### Given problem
Write out each line exactly as it stands, please.

### Saved entries
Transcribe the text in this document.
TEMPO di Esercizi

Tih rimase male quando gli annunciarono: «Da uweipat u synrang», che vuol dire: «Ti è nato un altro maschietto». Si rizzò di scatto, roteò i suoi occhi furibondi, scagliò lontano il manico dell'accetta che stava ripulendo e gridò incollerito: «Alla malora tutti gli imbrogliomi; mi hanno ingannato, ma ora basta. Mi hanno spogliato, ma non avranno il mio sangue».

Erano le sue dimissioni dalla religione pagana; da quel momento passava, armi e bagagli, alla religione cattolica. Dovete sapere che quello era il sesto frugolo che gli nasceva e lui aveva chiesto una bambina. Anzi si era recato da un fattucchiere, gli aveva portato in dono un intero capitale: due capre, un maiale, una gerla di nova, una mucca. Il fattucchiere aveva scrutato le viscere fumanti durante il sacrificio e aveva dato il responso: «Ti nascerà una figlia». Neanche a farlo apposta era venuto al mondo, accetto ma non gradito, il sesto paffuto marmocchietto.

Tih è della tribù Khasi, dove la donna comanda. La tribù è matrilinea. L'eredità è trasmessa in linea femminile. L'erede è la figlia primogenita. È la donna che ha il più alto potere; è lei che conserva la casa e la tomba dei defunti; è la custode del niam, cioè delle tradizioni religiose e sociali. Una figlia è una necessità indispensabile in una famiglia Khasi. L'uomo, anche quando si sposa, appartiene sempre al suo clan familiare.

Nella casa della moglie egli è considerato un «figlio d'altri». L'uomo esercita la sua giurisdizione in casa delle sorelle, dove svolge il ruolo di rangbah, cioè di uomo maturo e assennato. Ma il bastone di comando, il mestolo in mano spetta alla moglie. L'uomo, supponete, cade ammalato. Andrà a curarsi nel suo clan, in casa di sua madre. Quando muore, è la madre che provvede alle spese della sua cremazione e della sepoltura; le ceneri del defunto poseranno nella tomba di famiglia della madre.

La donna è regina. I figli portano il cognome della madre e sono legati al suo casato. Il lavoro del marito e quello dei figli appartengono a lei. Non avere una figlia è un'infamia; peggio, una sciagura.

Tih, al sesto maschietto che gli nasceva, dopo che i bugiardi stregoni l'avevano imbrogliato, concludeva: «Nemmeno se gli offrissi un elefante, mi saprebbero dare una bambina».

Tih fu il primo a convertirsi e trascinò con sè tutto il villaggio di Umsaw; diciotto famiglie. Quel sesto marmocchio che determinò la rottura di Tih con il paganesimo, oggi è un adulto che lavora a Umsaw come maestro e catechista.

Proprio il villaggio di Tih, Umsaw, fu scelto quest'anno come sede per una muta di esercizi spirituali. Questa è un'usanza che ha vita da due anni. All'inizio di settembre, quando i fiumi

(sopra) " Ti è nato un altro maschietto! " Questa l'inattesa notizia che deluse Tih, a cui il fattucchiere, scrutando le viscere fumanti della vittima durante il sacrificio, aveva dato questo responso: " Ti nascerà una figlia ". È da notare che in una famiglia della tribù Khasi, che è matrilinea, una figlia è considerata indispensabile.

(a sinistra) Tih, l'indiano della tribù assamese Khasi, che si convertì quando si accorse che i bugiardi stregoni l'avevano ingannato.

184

### Output below
Transcribe the text in this document.
TEMPO di Esercizi

Tih rimase male quando gli annunciarono: «Da uweipat u synrang», che vuol dire: «Ti è nato un altro maschietto». Si rizzò di scatto, roteò i suoi occhi furibondi, scagliò lontano il manico dell'accetta che stava ripulendo e gridò incollerito: «Alla malora tutti gli imbrogliomi; mi hanno ingannato, ma ora basta. Mi hanno spogliato, ma non avranno il mio sangue».

Erano le sue dimissioni dalla religione pagana; da quel momento passava, armi e bagagli, alla religione cattolica. Dovete sapere che quello era il sesto frugolo che gli nasceva e lui aveva chiesto una bambina. Anzi si era recato da un fattucchiere, gli aveva portato in dono un intero capitale: due capre, un maiale, una gerla di nova, una mucca. Il fattucchiere aveva scrutato le viscere fumanti durante il sacrificio e aveva dato il responso: «Ti nascerà una figlia». Neanche a farlo apposta era venuto al mondo, accetto ma non gradito, il sesto paffuto marmocchietto.

Tih è della tribù Khasi, dove la donna comanda. La tribù è matrilinea. L'eredità è trasmessa in linea femminile. L'erede è la figlia primogenita. È la donna che ha il più alto potere; è lei che conserva la casa e la tomba dei defunti; è la custode del niam, cioè delle tradizioni religiose e sociali. Una figlia è una necessità indispensabile in una famiglia Khasi. L'uomo, anche quando si sposa, appartiene sempre al suo clan familiare.

Nella casa della moglie egli è considerato un «figlio d'altri». L'uomo esercita la sua giurisdizione in casa delle sorelle, dove svolge il ruolo di rangbah, cioè di uomo maturo e assennato. Ma il bastone di comando, il mestolo in mano spetta alla moglie. L'uomo, supponete, cade ammalato. Andrà a curarsi nel suo clan, in casa di sua madre. Quando muore, è la madre che provvede alle spese della sua cremazione e della sepoltura; le ceneri del defunto poseranno nella tomba di famiglia della madre.

La donna è regina. I figli portano il cognome della madre e sono legati al suo casato. Il lavoro del marito e quello dei figli appartengono a lei. Non avere una figlia è un'infamia; peggio, una sciagura.

Tih, al sesto maschietto che gli nasceva, dopo che i bugiardi stregoni l'avevano imbrogliato, concludeva: «Nemmeno se gli offrissi un elefante, mi saprebbero dare una bambina».

Tih fu il primo a convertirsi e trascinò con sè tutto il villaggio di Umsaw; diciotto famiglie. Quel sesto marmocchio che determinò la rottura di Tih con il paganesimo, oggi è un adulto che lavora a Umsaw come maestro e catechista.

Proprio il villaggio di Tih, Umsaw, fu scelto quest'anno come sede per una muta di esercizi spirituali. Questa è un'usanza che ha vita da due anni. All'inizio di settembre, quando i fiumi

(sopra) " Ti è nato un altro maschietto! " Questa l'inattesa notizia che deluse Tih, a cui il fattucchiere, scrutando le viscere fumanti della vittima durante il sacrificio, aveva dato questo responso: " Ti nascerà una figlia ". È da notare che in una famiglia della tribù Khasi, che è matrilinea, una figlia è considerata indispensabile.

(a sinistra) Tih, l'indiano della tribù assamese Khasi, che si convertì quando si accorse che i bugiardi stregoni l'avevano ingannato.

184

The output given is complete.